# EXTRACTED ENTRIES start

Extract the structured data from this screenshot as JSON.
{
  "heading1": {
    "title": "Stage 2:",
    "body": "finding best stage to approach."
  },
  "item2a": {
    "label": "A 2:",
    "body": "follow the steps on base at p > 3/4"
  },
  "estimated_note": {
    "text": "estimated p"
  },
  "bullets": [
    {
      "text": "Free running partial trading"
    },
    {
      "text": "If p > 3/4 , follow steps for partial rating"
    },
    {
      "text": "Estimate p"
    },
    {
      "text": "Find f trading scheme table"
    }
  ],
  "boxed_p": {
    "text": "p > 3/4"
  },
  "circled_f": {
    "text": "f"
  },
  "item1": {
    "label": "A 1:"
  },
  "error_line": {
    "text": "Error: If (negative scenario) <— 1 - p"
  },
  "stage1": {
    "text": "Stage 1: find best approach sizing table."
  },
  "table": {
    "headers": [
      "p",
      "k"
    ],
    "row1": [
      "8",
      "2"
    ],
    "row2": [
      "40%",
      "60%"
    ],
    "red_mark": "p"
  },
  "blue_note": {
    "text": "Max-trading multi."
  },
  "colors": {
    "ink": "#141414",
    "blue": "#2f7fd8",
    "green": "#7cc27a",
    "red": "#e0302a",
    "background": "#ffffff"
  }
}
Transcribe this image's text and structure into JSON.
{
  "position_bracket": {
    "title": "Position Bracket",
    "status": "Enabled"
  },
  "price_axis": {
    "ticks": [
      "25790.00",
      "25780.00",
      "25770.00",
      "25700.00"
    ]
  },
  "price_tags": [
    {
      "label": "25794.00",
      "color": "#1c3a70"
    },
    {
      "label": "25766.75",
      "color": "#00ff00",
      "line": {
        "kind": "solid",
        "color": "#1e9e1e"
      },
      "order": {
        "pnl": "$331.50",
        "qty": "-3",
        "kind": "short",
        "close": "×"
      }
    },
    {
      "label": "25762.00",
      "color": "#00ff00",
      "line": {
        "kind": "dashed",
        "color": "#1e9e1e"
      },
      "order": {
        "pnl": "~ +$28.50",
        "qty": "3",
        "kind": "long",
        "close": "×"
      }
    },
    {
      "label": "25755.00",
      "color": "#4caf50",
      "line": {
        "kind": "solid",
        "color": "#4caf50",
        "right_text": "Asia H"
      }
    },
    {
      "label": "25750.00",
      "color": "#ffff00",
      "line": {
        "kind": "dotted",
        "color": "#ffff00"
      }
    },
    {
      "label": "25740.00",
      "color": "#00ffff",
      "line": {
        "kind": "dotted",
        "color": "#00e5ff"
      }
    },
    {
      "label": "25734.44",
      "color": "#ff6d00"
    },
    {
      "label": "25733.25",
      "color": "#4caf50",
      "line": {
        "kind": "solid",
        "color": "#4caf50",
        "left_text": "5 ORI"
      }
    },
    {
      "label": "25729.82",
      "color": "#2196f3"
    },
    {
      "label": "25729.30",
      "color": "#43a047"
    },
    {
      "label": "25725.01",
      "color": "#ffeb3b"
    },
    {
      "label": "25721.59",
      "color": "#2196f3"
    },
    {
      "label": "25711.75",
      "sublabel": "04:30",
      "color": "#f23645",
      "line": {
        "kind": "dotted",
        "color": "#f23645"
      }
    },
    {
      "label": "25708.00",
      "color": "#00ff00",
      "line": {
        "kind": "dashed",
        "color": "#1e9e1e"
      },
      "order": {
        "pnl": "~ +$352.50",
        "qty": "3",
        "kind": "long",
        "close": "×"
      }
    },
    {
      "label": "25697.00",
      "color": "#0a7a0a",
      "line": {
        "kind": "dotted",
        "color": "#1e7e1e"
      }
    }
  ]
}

# EXTRACTED ENTRIES end

WHAT THE EXERCISE ASKS: Copy all the records above precisely.

TASK RESPONSE:
Extract the structured data from this screenshot as JSON.
{
  "heading1": {
    "title": "Stage 2:",
    "body": "finding best stage to approach."
  },
  "item2a": {
    "label": "A 2:",
    "body": "follow the steps on base at p > 3/4"
  },
  "estimated_note": {
    "text": "estimated p"
  },
  "bullets": [
    {
      "text": "Free running partial trading"
    },
    {
      "text": "If p > 3/4 , follow steps for partial rating"
    },
    {
      "text": "Estimate p"
    },
    {
      "text": "Find f trading scheme table"
    }
  ],
  "boxed_p": {
    "text": "p > 3/4"
  },
  "circled_f": {
    "text": "f"
  },
  "item1": {
    "label": "A 1:"
  },
  "error_line": {
    "text": "Error: If (negative scenario) <— 1 - p"
  },
  "stage1": {
    "text": "Stage 1: find best approach sizing table."
  },
  "table": {
    "headers": [
      "p",
      "k"
    ],
    "row1": [
      "8",
      "2"
    ],
    "row2": [
      "40%",
      "60%"
    ],
    "red_mark": "p"
  },
  "blue_note": {
    "text": "Max-trading multi."
  },
  "colors": {
    "ink": "#141414",
    "blue": "#2f7fd8",
    "green": "#7cc27a",
    "red": "#e0302a",
    "background": "#ffffff"
  }
}
Transcribe this image's text and structure into JSON.
{
  "position_bracket": {
    "title": "Position Bracket",
    "status": "Enabled"
  },
  "price_axis": {
    "ticks": [
      "25790.00",
      "25780.00",
      "25770.00",
      "25700.00"
    ]
  },
  "price_tags": [
    {
      "label": "25794.00",
      "color": "#1c3a70"
    },
    {
      "label": "25766.75",
      "color": "#00ff00",
      "line": {
        "kind": "solid",
        "color": "#1e9e1e"
      },
      "order": {
        "pnl": "$331.50",
        "qty": "-3",
        "kind": "short",
        "close": "×"
      }
    },
    {
      "label": "25762.00",
      "color": "#00ff00",
      "line": {
        "kind": "dashed",
        "color": "#1e9e1e"
      },
      "order": {
        "pnl": "~ +$28.50",
        "qty": "3",
        "kind": "long",
        "close": "×"
      }
    },
    {
      "label": "25755.00",
      "color": "#4caf50",
      "line": {
        "kind": "solid",
        "color": "#4caf50",
        "right_text": "Asia H"
      }
    },
    {
      "label": "25750.00",
      "color": "#ffff00",
      "line": {
        "kind": "dotted",
        "color": "#ffff00"
      }
    },
    {
      "label": "25740.00",
      "color": "#00ffff",
      "line": {
        "kind": "dotted",
        "color": "#00e5ff"
      }
    },
    {
      "label": "25734.44",
      "color": "#ff6d00"
    },
    {
      "label": "25733.25",
      "color": "#4caf50",
      "line": {
        "kind": "solid",
        "color": "#4caf50",
        "left_text": "5 ORI"
      }
    },
    {
      "label": "25729.82",
      "color": "#2196f3"
    },
    {
      "label": "25729.30",
      "color": "#43a047"
    },
    {
      "label": "25725.01",
      "color": "#ffeb3b"
    },
    {
      "label": "25721.59",
      "color": "#2196f3"
    },
    {
      "label": "25711.75",
      "sublabel": "04:30",
      "color": "#f23645",
      "line": {
        "kind": "dotted",
        "color": "#f23645"
      }
    },
    {
      "label": "25708.00",
      "color": "#00ff00",
      "line": {
        "kind": "dashed",
        "color": "#1e9e1e"
      },
      "order": {
        "pnl": "~ +$352.50",
        "qty": "3",
        "kind": "long",
        "close": "×"
      }
    },
    {
      "label": "25697.00",
      "color": "#0a7a0a",
      "line": {
        "kind": "dotted",
        "color": "#1e7e1e"
      }
    }
  ]
}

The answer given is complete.